* [Data supplied]:
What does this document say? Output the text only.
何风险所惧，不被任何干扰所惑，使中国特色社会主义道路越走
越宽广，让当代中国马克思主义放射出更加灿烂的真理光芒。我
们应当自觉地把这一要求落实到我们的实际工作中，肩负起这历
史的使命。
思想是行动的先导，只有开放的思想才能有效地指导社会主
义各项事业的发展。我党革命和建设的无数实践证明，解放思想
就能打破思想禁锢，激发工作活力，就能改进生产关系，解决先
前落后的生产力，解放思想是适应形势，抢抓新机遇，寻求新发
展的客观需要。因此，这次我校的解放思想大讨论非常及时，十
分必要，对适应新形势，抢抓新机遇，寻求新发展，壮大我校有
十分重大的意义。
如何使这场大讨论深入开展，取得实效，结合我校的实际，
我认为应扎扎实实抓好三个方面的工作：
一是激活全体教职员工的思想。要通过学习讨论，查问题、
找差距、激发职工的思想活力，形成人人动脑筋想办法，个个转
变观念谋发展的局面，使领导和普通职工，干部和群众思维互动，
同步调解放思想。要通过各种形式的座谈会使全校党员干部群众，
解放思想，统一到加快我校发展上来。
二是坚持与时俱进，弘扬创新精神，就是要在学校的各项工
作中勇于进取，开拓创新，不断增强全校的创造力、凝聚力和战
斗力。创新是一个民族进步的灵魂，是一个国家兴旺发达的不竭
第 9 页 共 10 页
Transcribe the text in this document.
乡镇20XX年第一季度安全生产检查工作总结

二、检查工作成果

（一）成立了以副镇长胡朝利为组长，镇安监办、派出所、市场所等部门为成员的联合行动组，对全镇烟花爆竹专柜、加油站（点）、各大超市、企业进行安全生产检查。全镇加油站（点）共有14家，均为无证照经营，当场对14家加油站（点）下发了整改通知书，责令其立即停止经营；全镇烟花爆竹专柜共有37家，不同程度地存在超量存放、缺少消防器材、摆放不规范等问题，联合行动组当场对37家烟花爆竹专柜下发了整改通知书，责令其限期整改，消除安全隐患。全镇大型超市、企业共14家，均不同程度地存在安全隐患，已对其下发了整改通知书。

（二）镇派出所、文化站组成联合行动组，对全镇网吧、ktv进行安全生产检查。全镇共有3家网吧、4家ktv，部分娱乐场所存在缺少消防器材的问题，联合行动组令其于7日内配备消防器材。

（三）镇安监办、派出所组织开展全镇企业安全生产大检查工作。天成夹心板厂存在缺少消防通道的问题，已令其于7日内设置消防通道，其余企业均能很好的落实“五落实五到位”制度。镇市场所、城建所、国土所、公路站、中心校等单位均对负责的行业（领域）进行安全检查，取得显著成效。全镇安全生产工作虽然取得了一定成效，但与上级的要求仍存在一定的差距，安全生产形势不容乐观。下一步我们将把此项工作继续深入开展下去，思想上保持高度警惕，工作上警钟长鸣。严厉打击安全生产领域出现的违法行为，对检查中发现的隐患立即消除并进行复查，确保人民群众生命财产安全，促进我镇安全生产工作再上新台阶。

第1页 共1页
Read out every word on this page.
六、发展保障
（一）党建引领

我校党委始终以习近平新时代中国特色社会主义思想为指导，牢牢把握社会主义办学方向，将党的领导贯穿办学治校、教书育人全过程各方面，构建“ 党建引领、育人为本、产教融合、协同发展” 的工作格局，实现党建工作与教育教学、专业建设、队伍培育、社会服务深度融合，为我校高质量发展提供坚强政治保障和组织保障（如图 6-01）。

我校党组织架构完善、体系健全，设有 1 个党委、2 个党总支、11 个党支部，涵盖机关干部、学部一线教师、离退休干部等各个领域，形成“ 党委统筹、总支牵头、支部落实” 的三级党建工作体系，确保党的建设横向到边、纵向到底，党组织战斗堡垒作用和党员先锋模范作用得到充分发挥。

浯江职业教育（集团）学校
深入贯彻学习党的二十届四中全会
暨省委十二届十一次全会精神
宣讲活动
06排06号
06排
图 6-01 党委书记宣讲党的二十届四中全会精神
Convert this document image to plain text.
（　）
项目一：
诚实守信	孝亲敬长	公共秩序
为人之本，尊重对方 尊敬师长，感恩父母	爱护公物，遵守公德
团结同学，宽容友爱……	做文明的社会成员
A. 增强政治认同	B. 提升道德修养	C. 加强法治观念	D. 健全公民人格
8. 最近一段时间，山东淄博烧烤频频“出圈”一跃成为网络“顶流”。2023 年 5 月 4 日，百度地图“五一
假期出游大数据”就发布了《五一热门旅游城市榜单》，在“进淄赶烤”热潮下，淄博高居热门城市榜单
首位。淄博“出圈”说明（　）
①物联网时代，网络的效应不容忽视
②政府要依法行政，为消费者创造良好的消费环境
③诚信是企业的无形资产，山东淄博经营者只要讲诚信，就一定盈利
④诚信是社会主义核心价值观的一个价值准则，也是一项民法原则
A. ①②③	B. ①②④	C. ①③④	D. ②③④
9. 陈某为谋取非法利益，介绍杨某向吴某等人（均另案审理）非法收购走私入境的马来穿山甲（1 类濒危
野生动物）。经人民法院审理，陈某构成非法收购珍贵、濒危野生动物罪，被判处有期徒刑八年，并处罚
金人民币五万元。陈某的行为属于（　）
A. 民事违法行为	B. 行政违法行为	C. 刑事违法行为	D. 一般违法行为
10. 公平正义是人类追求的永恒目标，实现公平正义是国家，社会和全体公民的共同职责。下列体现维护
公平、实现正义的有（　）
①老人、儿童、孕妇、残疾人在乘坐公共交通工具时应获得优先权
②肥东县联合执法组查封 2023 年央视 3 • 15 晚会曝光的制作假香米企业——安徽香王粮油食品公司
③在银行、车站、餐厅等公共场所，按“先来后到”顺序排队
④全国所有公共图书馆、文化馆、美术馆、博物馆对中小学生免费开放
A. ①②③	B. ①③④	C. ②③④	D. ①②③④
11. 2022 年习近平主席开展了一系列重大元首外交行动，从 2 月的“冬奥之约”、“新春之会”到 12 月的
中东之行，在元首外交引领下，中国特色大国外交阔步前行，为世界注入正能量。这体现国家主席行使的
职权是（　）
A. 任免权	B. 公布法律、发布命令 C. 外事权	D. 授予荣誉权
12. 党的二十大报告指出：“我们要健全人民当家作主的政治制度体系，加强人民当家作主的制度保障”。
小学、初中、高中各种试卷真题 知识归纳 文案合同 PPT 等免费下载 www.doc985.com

* [Task brief]: Work out the number of lines in this listing that include the word "document". Reply with that number only.

* [Solution]: 3